Data entries
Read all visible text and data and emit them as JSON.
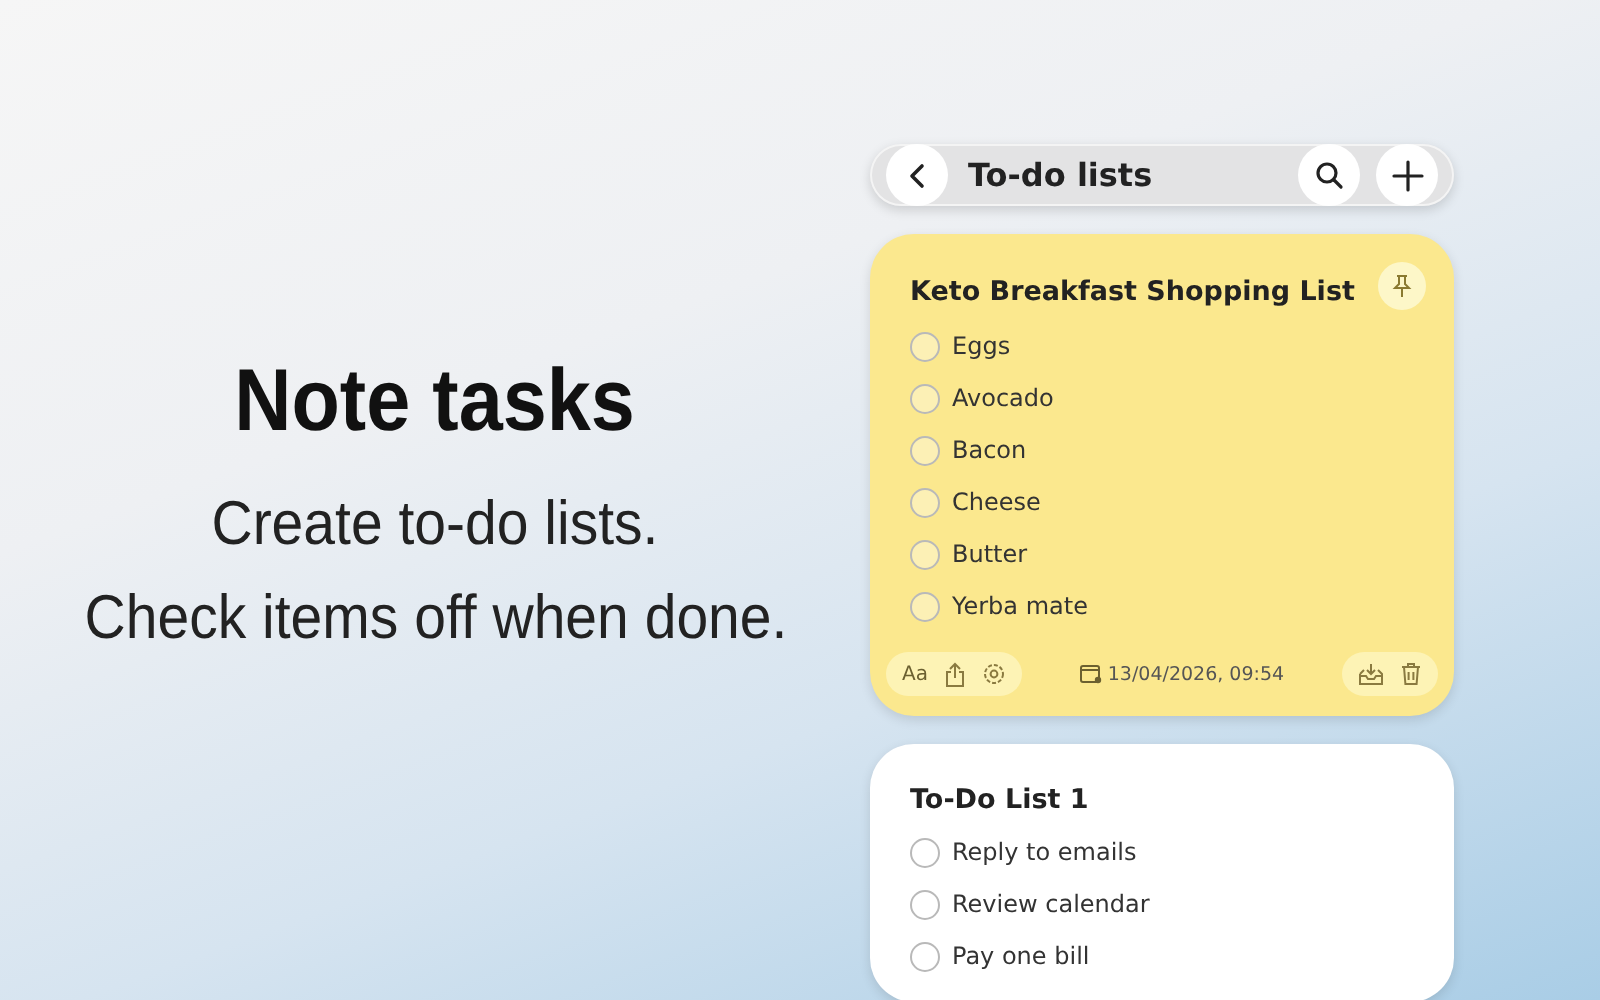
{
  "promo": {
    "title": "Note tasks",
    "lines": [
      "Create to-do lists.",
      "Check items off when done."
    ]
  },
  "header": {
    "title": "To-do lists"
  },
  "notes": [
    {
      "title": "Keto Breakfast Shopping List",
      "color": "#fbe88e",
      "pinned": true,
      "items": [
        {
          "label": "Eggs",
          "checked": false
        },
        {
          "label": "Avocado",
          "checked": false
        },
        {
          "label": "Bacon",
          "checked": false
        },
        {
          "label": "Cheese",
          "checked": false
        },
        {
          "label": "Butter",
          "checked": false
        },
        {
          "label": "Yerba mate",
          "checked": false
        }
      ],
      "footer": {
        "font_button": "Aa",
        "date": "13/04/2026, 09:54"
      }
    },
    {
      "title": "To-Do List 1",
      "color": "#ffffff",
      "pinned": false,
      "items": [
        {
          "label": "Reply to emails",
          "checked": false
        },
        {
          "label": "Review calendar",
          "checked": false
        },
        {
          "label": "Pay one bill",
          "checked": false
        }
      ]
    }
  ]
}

...

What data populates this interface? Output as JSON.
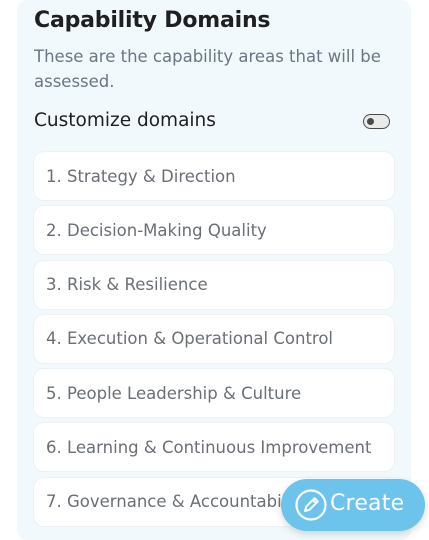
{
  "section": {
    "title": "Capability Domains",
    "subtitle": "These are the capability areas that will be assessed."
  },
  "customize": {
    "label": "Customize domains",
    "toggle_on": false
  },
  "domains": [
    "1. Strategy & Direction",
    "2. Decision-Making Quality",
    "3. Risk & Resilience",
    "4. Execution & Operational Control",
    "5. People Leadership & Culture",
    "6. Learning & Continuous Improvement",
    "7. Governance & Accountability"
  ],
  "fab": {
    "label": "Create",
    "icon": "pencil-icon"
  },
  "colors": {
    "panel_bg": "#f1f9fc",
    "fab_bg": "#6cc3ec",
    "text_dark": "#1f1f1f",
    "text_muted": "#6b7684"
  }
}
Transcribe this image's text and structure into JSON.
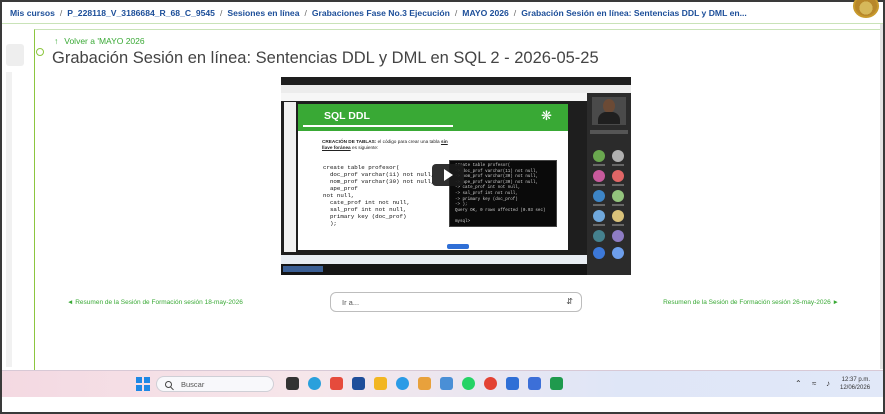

==

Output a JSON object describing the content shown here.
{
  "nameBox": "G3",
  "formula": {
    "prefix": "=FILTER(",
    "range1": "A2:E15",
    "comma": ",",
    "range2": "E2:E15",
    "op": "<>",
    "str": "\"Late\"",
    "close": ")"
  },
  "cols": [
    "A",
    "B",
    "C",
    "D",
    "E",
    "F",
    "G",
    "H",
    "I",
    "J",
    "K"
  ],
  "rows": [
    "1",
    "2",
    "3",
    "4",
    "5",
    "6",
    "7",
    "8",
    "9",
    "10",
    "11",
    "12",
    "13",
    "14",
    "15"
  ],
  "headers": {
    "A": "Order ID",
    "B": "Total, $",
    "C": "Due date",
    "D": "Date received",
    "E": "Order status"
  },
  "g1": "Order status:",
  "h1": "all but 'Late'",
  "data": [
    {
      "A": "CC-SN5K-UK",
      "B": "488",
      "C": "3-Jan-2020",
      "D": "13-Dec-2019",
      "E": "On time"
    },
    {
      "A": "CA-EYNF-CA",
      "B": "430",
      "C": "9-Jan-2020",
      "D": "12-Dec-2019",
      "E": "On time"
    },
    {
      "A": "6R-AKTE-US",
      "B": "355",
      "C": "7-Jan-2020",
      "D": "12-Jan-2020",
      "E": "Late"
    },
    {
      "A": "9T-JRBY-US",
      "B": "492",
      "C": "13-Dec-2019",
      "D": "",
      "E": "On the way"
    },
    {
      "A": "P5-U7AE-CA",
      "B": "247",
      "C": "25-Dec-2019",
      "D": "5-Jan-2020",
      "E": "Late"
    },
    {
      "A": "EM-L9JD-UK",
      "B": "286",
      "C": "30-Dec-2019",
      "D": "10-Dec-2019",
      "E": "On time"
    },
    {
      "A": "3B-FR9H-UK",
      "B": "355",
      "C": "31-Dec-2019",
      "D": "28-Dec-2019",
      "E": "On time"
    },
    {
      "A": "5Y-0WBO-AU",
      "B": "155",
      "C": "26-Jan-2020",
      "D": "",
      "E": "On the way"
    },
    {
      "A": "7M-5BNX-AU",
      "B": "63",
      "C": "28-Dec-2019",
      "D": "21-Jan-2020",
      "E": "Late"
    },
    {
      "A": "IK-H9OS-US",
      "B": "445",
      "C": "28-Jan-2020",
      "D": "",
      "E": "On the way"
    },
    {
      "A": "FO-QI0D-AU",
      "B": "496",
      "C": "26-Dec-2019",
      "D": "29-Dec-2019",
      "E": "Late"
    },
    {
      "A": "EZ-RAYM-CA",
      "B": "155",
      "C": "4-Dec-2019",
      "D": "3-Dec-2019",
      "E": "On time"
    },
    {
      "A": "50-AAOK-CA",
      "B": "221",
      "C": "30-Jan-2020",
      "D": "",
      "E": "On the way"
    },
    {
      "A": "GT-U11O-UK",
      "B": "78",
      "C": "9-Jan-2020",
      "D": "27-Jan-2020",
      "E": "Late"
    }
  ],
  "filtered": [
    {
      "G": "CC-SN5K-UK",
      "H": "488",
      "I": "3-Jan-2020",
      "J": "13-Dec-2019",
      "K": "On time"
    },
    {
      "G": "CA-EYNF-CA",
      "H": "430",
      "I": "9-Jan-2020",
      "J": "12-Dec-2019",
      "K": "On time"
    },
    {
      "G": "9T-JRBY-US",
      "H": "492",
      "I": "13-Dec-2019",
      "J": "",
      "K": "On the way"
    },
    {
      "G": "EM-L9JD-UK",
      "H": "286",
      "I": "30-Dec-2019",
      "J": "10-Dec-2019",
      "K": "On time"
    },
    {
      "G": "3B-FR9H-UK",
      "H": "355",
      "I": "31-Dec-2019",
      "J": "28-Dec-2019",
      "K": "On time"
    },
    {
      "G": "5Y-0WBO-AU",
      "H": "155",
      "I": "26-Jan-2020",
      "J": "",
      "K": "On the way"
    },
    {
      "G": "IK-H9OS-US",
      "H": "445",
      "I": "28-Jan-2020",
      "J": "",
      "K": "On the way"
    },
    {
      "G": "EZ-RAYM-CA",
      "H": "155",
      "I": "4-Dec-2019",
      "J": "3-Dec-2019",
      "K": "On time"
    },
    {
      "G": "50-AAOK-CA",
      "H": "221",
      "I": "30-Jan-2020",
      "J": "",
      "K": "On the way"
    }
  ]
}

What the exercise asks: Copy the lines above exactly, starting with the line that contains "What data populates" and ending with the line that contains "Transcribe this image's", and leave out any pictures.

Result below:
What data populates this interface? Output as JSON.
{
  "section": {
    "title": "Capability Domains",
    "subtitle": "These are the capability areas that will be assessed."
  },
  "customize": {
    "label": "Customize domains",
    "toggle_on": false
  },
  "domains": [
    "1. Strategy & Direction",
    "2. Decision-Making Quality",
    "3. Risk & Resilience",
    "4. Execution & Operational Control",
    "5. People Leadership & Culture",
    "6. Learning & Continuous Improvement",
    "7. Governance & Accountability"
  ],
  "fab": {
    "label": "Create",
    "icon": "pencil-icon"
  },
  "colors": {
    "panel_bg": "#f1f9fc",
    "fab_bg": "#6cc3ec",
    "text_dark": "#1f1f1f",
    "text_muted": "#6b7684"
  }
}
Transcribe this image's text and structure into JSON.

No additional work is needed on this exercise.